**EXERCISE OBJECTIVE:** Go through the listing and write out all of it exactly.

**TASK INPUT:**

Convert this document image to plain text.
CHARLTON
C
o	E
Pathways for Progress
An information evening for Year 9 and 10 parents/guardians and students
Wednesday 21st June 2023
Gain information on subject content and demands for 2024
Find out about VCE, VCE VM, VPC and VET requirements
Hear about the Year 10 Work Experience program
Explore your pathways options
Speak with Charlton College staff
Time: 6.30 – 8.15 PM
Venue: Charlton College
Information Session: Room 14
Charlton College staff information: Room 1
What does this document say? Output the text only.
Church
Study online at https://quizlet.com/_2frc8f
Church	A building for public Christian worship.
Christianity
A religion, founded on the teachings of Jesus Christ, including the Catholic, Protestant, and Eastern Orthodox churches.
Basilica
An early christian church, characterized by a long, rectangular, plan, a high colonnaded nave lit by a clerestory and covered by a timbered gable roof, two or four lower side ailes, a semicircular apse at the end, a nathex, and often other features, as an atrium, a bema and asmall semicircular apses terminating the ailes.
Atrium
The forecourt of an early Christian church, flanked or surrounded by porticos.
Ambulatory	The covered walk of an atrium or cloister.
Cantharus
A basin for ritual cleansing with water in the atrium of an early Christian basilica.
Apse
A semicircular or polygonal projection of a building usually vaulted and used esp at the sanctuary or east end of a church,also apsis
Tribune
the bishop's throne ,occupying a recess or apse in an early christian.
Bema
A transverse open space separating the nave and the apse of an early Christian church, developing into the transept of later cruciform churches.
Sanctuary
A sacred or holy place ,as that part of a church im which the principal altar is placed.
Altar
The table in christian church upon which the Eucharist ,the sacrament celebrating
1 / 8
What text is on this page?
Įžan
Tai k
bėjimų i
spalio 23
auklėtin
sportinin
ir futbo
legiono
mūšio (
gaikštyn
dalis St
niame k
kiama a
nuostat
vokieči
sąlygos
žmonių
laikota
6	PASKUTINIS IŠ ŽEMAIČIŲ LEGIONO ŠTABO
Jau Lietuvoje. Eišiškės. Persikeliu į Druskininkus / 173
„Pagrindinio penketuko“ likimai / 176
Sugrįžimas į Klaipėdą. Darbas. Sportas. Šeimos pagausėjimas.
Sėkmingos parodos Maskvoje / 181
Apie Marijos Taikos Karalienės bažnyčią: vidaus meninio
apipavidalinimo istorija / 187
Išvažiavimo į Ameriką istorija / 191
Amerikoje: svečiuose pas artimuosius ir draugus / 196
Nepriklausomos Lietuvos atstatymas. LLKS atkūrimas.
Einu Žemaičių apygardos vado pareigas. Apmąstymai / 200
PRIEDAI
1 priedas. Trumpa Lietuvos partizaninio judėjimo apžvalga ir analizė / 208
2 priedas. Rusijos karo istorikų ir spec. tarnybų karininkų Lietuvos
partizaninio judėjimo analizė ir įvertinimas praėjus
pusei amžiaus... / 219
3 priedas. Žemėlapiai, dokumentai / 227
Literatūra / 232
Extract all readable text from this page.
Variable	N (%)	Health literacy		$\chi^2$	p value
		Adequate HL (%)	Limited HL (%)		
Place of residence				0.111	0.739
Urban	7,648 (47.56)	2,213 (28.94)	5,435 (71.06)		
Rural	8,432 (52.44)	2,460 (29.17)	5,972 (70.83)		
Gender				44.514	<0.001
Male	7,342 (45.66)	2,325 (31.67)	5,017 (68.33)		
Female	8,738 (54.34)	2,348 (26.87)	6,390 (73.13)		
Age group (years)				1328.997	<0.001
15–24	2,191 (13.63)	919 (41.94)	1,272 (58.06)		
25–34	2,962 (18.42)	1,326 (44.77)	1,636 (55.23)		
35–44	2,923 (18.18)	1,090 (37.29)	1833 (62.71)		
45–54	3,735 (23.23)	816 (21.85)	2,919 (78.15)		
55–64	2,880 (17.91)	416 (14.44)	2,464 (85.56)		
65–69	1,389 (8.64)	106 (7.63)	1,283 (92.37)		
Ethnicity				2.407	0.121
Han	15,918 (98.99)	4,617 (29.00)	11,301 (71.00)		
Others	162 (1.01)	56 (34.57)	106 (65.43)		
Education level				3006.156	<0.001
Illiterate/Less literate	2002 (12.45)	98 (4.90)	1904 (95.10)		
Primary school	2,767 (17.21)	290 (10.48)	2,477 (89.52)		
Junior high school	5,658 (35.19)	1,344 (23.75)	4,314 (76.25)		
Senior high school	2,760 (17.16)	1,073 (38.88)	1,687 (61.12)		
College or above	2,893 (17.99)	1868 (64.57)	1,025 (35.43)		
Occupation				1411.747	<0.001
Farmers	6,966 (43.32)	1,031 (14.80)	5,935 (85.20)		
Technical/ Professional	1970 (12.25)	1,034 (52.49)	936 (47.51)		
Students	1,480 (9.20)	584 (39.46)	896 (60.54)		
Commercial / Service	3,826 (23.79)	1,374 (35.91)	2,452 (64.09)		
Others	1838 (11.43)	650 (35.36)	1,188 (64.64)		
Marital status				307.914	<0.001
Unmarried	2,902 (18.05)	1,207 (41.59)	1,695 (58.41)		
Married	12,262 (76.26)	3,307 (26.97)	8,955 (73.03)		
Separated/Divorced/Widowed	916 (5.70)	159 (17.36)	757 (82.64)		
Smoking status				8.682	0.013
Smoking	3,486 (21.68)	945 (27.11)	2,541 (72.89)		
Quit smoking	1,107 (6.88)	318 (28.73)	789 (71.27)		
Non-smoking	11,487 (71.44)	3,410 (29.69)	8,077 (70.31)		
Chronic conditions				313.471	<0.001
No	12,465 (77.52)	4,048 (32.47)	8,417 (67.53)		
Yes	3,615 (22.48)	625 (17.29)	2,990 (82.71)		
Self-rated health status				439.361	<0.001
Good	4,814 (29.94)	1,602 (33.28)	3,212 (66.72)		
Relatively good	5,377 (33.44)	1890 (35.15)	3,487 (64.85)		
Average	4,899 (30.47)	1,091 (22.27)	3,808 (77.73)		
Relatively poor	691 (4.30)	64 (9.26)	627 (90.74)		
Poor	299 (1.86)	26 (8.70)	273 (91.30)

**EXERCISE ANSWER:**
Convert this document image to plain text.
CHARLTON
C
o	E
Pathways for Progress
An information evening for Year 9 and 10 parents/guardians and students
Wednesday 21st June 2023
Gain information on subject content and demands for 2024
Find out about VCE, VCE VM, VPC and VET requirements
Hear about the Year 10 Work Experience program
Explore your pathways options
Speak with Charlton College staff
Time: 6.30 – 8.15 PM
Venue: Charlton College
Information Session: Room 14
Charlton College staff information: Room 1
What does this document say? Output the text only.
Church
Study online at https://quizlet.com/_2frc8f
Church	A building for public Christian worship.
Christianity
A religion, founded on the teachings of Jesus Christ, including the Catholic, Protestant, and Eastern Orthodox churches.
Basilica
An early christian church, characterized by a long, rectangular, plan, a high colonnaded nave lit by a clerestory and covered by a timbered gable roof, two or four lower side ailes, a semicircular apse at the end, a nathex, and often other features, as an atrium, a bema and asmall semicircular apses terminating the ailes.
Atrium
The forecourt of an early Christian church, flanked or surrounded by porticos.
Ambulatory	The covered walk of an atrium or cloister.
Cantharus
A basin for ritual cleansing with water in the atrium of an early Christian basilica.
Apse
A semicircular or polygonal projection of a building usually vaulted and used esp at the sanctuary or east end of a church,also apsis
Tribune
the bishop's throne ,occupying a recess or apse in an early christian.
Bema
A transverse open space separating the nave and the apse of an early Christian church, developing into the transept of later cruciform churches.
Sanctuary
A sacred or holy place ,as that part of a church im which the principal altar is placed.
Altar
The table in christian church upon which the Eucharist ,the sacrament celebrating
1 / 8
What text is on this page?
Įžan
Tai k
bėjimų i
spalio 23
auklėtin
sportinin
ir futbo
legiono
mūšio (
gaikštyn
dalis St
niame k
kiama a
nuostat
vokieči
sąlygos
žmonių
laikota
6	PASKUTINIS IŠ ŽEMAIČIŲ LEGIONO ŠTABO
Jau Lietuvoje. Eišiškės. Persikeliu į Druskininkus / 173
„Pagrindinio penketuko“ likimai / 176
Sugrįžimas į Klaipėdą. Darbas. Sportas. Šeimos pagausėjimas.
Sėkmingos parodos Maskvoje / 181
Apie Marijos Taikos Karalienės bažnyčią: vidaus meninio
apipavidalinimo istorija / 187
Išvažiavimo į Ameriką istorija / 191
Amerikoje: svečiuose pas artimuosius ir draugus / 196
Nepriklausomos Lietuvos atstatymas. LLKS atkūrimas.
Einu Žemaičių apygardos vado pareigas. Apmąstymai / 200
PRIEDAI
1 priedas. Trumpa Lietuvos partizaninio judėjimo apžvalga ir analizė / 208
2 priedas. Rusijos karo istorikų ir spec. tarnybų karininkų Lietuvos
partizaninio judėjimo analizė ir įvertinimas praėjus
pusei amžiaus... / 219
3 priedas. Žemėlapiai, dokumentai / 227
Literatūra / 232
Extract all readable text from this page.
Variable	N (%)	Health literacy		$\chi^2$	p value
		Adequate HL (%)	Limited HL (%)		
Place of residence				0.111	0.739
Urban	7,648 (47.56)	2,213 (28.94)	5,435 (71.06)		
Rural	8,432 (52.44)	2,460 (29.17)	5,972 (70.83)		
Gender				44.514	<0.001
Male	7,342 (45.66)	2,325 (31.67)	5,017 (68.33)		
Female	8,738 (54.34)	2,348 (26.87)	6,390 (73.13)		
Age group (years)				1328.997	<0.001
15–24	2,191 (13.63)	919 (41.94)	1,272 (58.06)		
25–34	2,962 (18.42)	1,326 (44.77)	1,636 (55.23)		
35–44	2,923 (18.18)	1,090 (37.29)	1833 (62.71)		
45–54	3,735 (23.23)	816 (21.85)	2,919 (78.15)		
55–64	2,880 (17.91)	416 (14.44)	2,464 (85.56)		
65–69	1,389 (8.64)	106 (7.63)	1,283 (92.37)		
Ethnicity				2.407	0.121
Han	15,918 (98.99)	4,617 (29.00)	11,301 (71.00)		
Others	162 (1.01)	56 (34.57)	106 (65.43)		
Education level				3006.156	<0.001
Illiterate/Less literate	2002 (12.45)	98 (4.90)	1904 (95.10)		
Primary school	2,767 (17.21)	290 (10.48)	2,477 (89.52)		
Junior high school	5,658 (35.19)	1,344 (23.75)	4,314 (76.25)		
Senior high school	2,760 (17.16)	1,073 (38.88)	1,687 (61.12)		
College or above	2,893 (17.99)	1868 (64.57)	1,025 (35.43)		
Occupation				1411.747	<0.001
Farmers	6,966 (43.32)	1,031 (14.80)	5,935 (85.20)		
Technical/ Professional	1970 (12.25)	1,034 (52.49)	936 (47.51)		
Students	1,480 (9.20)	584 (39.46)	896 (60.54)		
Commercial / Service	3,826 (23.79)	1,374 (35.91)	2,452 (64.09)		
Others	1838 (11.43)	650 (35.36)	1,188 (64.64)		
Marital status				307.914	<0.001
Unmarried	2,902 (18.05)	1,207 (41.59)	1,695 (58.41)		
Married	12,262 (76.26)	3,307 (26.97)	8,955 (73.03)		
Separated/Divorced/Widowed	916 (5.70)	159 (17.36)	757 (82.64)		
Smoking status				8.682	0.013
Smoking	3,486 (21.68)	945 (27.11)	2,541 (72.89)		
Quit smoking	1,107 (6.88)	318 (28.73)	789 (71.27)		
Non-smoking	11,487 (71.44)	3,410 (29.69)	8,077 (70.31)		
Chronic conditions				313.471	<0.001
No	12,465 (77.52)	4,048 (32.47)	8,417 (67.53)		
Yes	3,615 (22.48)	625 (17.29)	2,990 (82.71)		
Self-rated health status				439.361	<0.001
Good	4,814 (29.94)	1,602 (33.28)	3,212 (66.72)		
Relatively good	5,377 (33.44)	1890 (35.15)	3,487 (64.85)		
Average	4,899 (30.47)	1,091 (22.27)	3,808 (77.73)		
Relatively poor	691 (4.30)	64 (9.26)	627 (90.74)		
Poor	299 (1.86)	26 (8.70)	273 (91.30)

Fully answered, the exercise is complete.